▸ Task prompt
Tally how many lines hold the string "this". Your reply should be that number alone.

•••••

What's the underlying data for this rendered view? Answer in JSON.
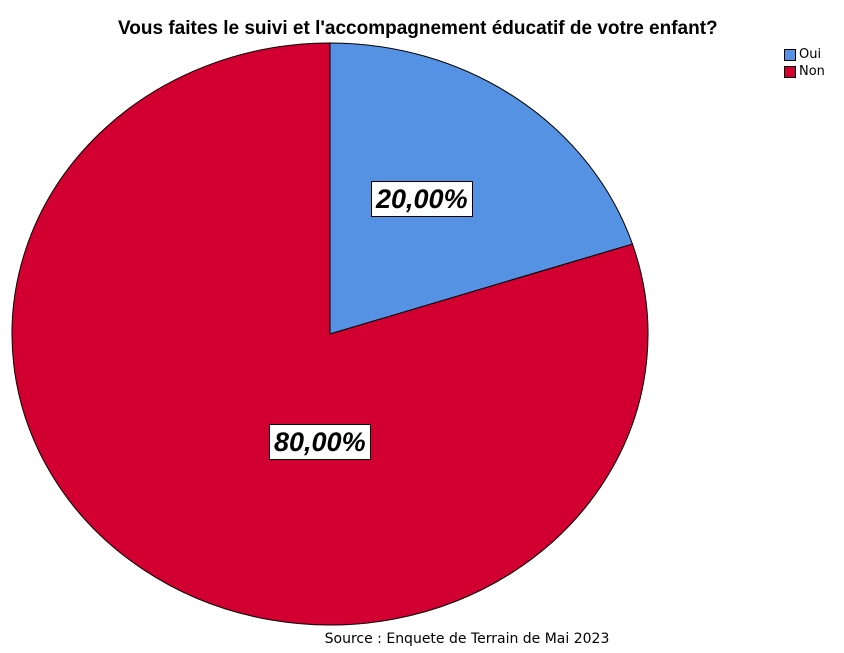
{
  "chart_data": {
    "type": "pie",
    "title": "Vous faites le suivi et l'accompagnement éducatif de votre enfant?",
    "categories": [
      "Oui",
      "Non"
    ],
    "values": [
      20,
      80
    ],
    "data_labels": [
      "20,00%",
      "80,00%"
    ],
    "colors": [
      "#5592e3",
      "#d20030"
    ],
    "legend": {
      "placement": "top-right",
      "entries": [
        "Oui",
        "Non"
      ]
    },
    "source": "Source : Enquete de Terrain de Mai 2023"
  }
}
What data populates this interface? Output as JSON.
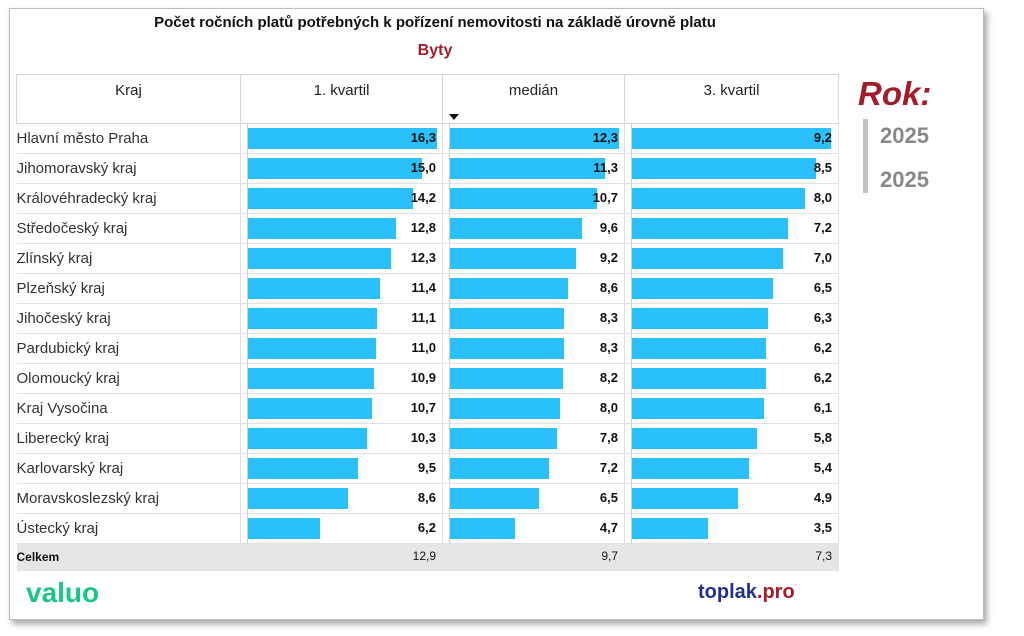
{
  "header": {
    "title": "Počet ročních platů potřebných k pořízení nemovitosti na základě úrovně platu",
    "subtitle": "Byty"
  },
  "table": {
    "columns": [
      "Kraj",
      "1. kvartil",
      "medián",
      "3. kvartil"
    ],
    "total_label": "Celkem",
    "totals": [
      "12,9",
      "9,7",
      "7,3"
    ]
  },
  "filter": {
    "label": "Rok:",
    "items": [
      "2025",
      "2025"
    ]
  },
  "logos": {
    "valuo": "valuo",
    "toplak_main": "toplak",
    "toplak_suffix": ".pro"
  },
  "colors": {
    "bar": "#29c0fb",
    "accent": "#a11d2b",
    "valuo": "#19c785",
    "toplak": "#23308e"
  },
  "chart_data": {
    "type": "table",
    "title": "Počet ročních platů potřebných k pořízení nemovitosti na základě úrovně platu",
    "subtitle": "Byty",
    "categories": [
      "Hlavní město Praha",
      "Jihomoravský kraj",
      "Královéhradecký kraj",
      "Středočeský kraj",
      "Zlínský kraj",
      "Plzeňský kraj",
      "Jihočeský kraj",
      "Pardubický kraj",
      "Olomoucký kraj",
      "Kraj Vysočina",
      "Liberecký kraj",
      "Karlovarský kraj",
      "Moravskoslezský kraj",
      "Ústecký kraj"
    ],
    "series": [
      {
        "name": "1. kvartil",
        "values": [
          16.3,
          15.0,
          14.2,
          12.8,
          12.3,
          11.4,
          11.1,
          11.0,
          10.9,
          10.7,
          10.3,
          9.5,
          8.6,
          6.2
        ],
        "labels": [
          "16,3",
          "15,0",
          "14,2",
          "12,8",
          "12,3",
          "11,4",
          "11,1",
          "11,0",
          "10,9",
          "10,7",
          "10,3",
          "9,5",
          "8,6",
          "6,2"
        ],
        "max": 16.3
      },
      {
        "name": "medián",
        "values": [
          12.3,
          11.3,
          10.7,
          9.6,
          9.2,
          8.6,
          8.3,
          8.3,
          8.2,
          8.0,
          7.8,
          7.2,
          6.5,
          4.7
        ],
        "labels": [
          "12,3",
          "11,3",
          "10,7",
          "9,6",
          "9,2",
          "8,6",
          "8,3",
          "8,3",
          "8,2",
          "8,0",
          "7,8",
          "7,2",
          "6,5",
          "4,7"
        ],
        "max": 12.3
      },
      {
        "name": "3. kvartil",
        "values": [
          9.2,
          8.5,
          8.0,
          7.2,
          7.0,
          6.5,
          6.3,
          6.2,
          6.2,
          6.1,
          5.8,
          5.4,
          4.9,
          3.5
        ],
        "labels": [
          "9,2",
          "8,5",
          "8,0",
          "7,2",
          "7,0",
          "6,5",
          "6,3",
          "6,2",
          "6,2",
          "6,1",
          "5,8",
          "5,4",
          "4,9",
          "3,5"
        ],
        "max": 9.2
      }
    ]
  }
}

•••••

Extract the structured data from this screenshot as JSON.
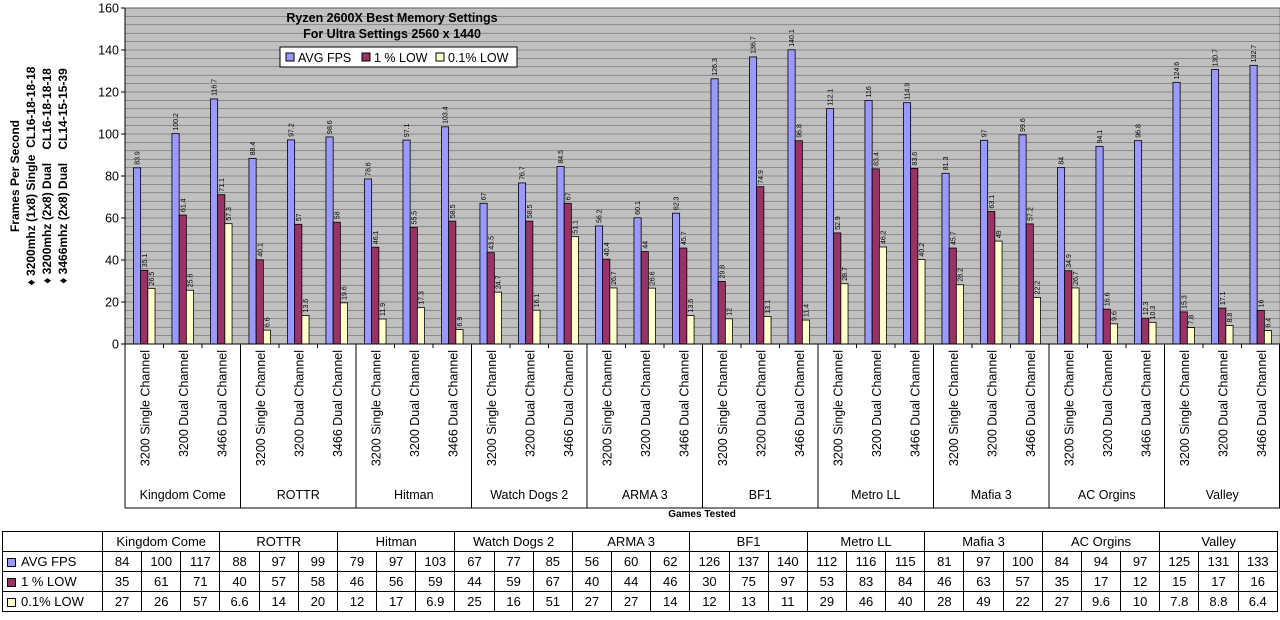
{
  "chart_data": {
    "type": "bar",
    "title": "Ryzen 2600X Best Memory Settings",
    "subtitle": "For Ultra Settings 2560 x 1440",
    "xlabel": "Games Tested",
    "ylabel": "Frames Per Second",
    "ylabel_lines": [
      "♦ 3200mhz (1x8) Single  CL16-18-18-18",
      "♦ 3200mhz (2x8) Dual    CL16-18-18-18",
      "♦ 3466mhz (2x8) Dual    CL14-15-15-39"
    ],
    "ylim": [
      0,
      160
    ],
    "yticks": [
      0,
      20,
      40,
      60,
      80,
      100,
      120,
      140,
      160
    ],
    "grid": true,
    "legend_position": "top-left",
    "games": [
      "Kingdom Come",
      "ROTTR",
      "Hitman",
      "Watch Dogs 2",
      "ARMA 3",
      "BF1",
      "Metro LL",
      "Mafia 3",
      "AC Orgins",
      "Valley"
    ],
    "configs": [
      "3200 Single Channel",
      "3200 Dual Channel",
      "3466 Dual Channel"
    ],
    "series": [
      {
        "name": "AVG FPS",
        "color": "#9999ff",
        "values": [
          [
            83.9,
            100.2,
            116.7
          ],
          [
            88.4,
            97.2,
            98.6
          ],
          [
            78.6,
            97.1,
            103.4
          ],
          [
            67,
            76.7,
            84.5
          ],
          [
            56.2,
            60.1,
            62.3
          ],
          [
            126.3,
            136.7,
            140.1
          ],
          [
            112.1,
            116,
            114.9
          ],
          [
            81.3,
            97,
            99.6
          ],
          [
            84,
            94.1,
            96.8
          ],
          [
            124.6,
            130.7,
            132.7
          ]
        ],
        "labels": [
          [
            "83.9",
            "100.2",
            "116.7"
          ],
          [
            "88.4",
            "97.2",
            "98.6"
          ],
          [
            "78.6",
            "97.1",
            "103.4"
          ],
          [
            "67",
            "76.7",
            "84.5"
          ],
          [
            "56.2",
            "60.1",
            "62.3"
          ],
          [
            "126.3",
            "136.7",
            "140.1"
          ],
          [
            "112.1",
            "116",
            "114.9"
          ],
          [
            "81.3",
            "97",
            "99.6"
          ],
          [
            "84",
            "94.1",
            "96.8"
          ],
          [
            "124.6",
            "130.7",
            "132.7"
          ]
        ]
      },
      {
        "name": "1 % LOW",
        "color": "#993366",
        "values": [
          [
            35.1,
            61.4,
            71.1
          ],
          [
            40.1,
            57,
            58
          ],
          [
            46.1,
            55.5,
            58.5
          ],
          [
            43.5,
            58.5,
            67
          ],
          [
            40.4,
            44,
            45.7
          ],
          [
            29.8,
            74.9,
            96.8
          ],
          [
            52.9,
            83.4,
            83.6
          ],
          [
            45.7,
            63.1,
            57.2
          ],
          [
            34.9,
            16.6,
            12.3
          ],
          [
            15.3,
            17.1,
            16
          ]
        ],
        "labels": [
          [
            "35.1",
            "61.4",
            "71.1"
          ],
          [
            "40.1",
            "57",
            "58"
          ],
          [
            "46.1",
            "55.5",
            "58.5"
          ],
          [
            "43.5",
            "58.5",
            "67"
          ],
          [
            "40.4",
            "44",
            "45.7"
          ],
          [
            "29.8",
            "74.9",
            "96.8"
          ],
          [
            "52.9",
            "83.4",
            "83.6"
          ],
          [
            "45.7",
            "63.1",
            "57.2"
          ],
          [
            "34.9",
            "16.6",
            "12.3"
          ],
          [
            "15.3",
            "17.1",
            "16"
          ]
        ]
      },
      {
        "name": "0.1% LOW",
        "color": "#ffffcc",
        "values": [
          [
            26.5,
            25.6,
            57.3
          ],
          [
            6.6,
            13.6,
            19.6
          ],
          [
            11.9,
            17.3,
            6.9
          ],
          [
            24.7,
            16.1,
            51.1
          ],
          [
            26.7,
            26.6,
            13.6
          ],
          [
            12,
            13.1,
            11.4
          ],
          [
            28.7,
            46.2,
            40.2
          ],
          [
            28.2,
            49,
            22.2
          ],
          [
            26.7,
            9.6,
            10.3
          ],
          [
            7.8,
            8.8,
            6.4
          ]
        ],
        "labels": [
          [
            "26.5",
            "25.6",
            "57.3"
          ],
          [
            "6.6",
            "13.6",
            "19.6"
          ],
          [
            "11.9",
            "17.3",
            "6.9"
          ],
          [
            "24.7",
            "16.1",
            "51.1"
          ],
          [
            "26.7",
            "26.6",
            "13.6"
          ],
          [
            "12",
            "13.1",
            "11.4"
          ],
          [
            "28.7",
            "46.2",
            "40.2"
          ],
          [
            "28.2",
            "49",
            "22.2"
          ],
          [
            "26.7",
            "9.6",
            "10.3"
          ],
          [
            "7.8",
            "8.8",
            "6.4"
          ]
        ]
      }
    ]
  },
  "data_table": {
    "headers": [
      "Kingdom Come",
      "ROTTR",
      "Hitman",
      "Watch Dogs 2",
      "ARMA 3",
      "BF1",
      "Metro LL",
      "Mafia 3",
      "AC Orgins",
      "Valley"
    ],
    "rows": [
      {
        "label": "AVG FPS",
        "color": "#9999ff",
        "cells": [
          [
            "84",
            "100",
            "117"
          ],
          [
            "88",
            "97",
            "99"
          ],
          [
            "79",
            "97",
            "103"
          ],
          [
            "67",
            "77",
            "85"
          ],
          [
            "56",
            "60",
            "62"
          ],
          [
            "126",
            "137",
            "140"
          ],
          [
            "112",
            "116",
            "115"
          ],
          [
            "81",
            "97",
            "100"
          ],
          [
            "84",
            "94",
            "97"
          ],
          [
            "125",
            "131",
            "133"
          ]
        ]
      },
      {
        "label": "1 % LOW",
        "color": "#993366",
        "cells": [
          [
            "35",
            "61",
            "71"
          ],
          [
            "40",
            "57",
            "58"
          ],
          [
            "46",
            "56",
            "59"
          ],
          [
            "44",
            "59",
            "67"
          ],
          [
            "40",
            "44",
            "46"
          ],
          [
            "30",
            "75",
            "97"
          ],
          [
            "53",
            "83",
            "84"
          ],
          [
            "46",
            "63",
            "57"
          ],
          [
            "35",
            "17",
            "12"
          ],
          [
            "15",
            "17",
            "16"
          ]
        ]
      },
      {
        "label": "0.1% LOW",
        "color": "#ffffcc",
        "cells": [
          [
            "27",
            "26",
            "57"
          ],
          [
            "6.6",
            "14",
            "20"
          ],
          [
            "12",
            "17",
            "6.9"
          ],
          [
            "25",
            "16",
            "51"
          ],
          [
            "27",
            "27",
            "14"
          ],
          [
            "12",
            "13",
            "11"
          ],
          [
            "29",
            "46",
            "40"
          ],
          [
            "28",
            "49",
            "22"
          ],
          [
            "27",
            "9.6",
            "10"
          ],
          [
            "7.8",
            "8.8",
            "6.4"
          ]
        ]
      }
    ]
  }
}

•••••

▸ Solved problem
3